PROBLEM =
Your task is to copy each line that has the word "Concepts".
===== GIVEN RECORDS
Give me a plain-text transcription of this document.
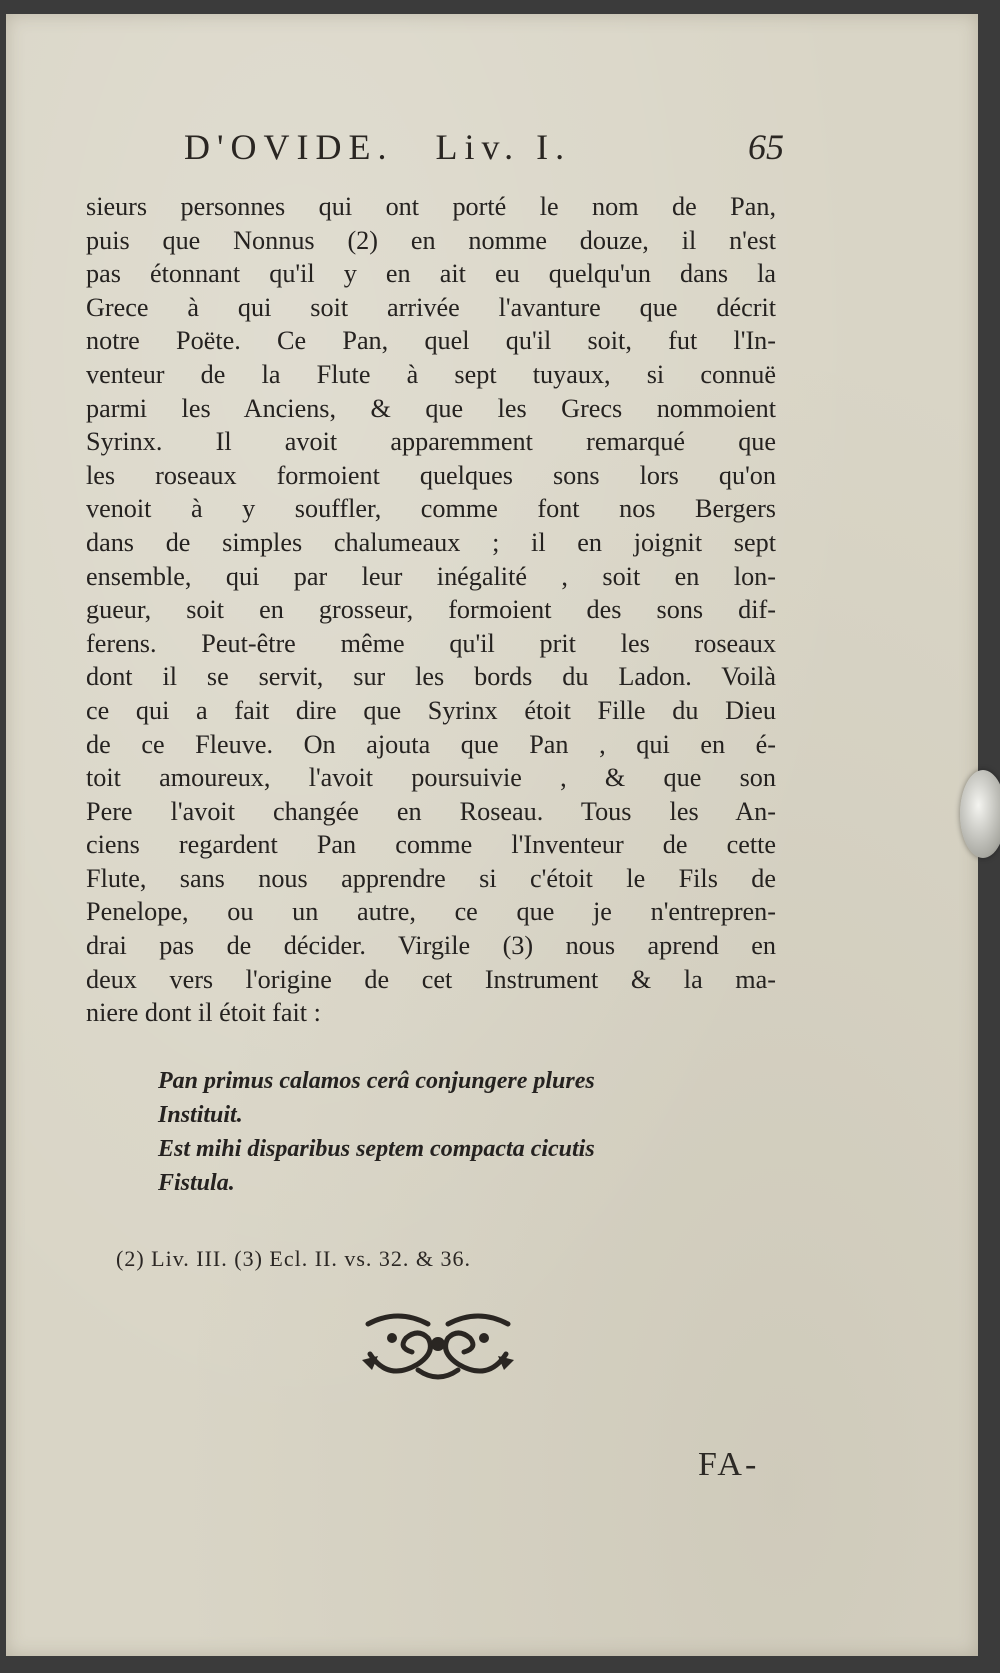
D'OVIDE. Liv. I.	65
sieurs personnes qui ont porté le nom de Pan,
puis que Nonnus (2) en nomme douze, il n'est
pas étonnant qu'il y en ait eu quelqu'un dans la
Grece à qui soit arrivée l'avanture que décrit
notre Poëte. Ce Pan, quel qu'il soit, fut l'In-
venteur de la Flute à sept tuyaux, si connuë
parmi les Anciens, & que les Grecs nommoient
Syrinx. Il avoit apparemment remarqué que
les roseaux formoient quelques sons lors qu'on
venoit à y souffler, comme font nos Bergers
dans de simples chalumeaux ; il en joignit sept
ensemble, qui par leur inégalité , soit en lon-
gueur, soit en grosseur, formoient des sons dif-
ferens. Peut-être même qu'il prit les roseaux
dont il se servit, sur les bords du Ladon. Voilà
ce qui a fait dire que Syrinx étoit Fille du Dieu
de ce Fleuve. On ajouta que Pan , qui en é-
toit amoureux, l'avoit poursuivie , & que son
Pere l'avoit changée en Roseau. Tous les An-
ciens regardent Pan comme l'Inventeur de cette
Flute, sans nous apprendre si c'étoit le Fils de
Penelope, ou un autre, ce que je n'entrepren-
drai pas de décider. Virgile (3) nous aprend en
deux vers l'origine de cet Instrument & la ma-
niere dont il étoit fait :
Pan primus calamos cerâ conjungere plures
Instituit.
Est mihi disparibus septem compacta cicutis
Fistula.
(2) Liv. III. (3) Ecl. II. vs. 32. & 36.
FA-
==========
===== GIVEN RECORDS
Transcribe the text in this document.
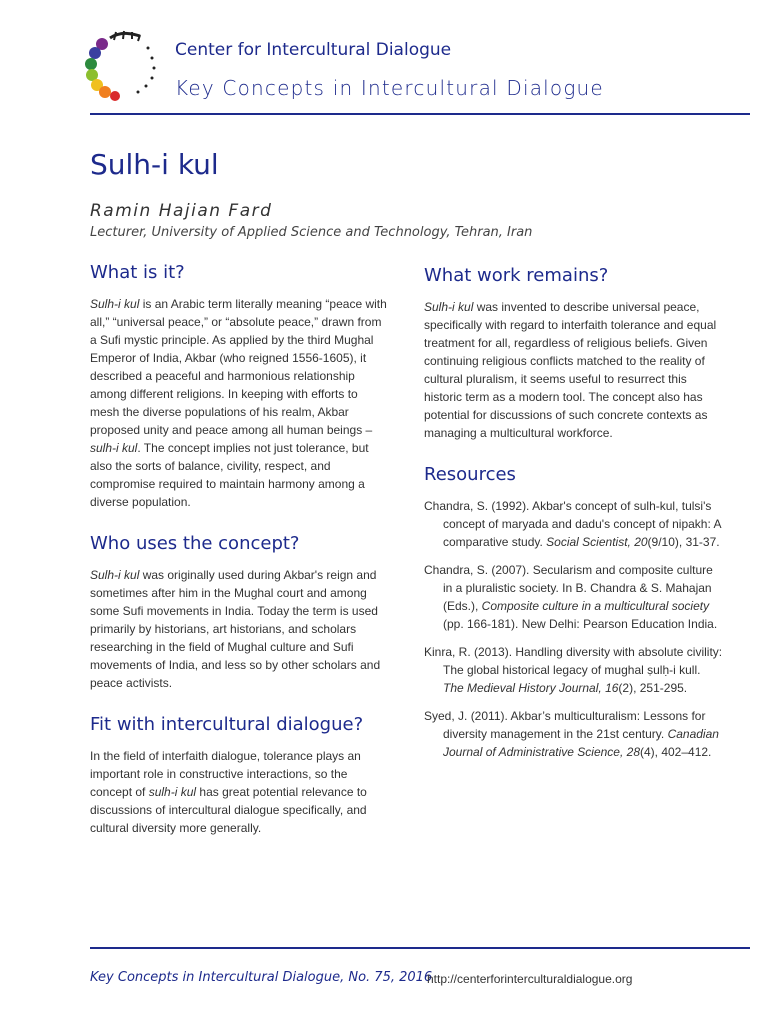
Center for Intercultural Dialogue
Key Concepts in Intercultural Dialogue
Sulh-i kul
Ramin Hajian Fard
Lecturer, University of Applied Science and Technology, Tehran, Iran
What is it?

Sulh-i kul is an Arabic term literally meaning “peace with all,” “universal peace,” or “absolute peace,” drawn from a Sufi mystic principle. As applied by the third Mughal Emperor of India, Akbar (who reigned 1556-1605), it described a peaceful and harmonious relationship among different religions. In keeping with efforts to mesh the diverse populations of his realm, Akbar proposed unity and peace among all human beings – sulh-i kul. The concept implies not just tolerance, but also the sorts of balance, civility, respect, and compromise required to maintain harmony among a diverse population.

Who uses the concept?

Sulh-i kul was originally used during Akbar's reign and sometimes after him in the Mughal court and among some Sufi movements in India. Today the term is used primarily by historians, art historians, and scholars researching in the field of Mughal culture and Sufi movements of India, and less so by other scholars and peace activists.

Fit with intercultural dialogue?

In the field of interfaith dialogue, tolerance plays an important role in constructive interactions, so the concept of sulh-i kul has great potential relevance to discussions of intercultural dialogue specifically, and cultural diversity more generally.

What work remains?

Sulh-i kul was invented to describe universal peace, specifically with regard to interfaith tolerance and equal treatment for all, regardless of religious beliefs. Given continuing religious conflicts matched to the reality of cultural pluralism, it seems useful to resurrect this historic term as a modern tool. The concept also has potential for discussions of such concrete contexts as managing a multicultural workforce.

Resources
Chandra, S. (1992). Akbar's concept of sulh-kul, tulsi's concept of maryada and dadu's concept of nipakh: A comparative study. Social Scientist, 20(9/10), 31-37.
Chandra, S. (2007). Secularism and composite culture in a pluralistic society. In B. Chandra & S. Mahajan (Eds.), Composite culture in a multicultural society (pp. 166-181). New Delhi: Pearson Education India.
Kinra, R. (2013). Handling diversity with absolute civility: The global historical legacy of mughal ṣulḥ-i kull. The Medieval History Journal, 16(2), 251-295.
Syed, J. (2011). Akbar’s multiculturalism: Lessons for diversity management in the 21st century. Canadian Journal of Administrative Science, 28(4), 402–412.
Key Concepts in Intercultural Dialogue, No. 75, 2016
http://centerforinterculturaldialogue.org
==========
===== GIVEN RECORDS
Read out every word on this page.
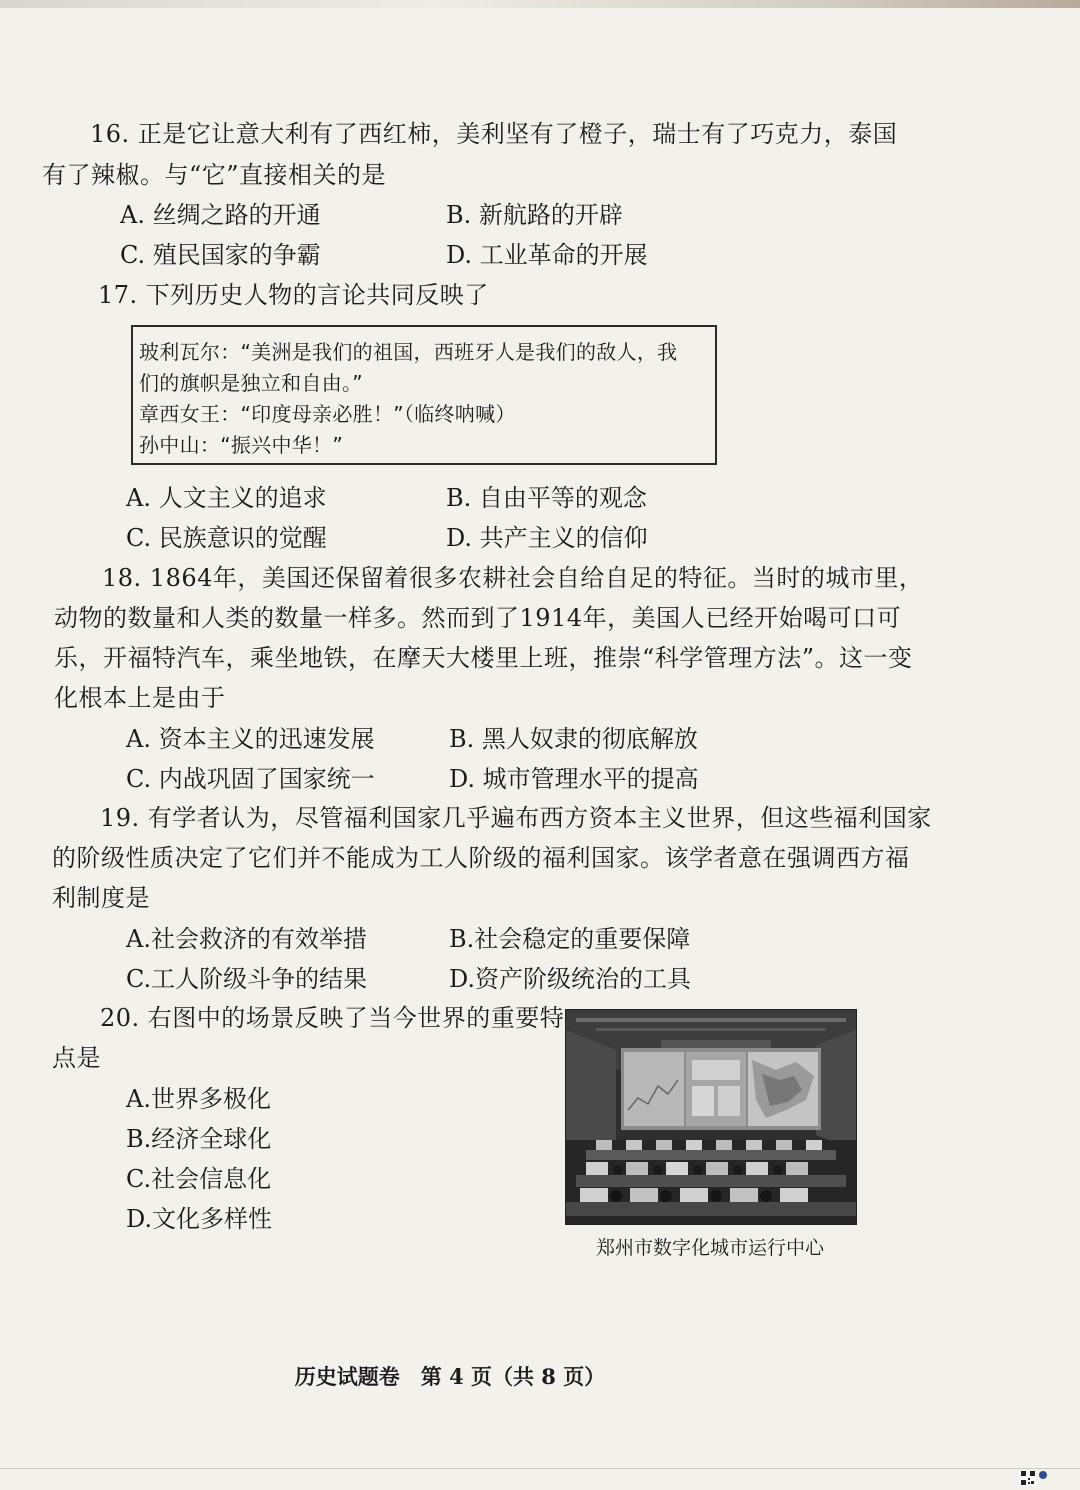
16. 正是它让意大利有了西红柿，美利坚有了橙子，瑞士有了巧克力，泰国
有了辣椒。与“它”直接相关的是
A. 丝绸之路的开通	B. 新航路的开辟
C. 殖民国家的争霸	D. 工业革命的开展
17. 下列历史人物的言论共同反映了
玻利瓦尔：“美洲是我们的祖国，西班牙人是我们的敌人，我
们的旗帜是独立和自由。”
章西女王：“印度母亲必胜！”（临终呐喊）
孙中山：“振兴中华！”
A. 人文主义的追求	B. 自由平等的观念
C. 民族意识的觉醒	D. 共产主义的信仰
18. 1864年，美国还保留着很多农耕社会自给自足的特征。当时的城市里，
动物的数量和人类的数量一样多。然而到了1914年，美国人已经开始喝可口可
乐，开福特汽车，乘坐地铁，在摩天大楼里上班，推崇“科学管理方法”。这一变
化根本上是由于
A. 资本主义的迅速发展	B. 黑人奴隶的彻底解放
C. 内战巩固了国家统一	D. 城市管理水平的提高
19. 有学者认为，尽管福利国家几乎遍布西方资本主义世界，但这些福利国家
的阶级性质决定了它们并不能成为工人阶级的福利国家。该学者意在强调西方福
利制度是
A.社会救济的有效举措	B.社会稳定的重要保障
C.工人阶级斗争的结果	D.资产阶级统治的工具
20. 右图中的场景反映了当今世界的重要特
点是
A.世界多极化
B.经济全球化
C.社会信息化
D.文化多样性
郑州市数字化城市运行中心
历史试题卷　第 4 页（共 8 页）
==========
SOLUTION FOR THIS TASK =
Key Concepts in Intercultural Dialogue
Key Concepts in Intercultural Dialogue, No. 75, 2016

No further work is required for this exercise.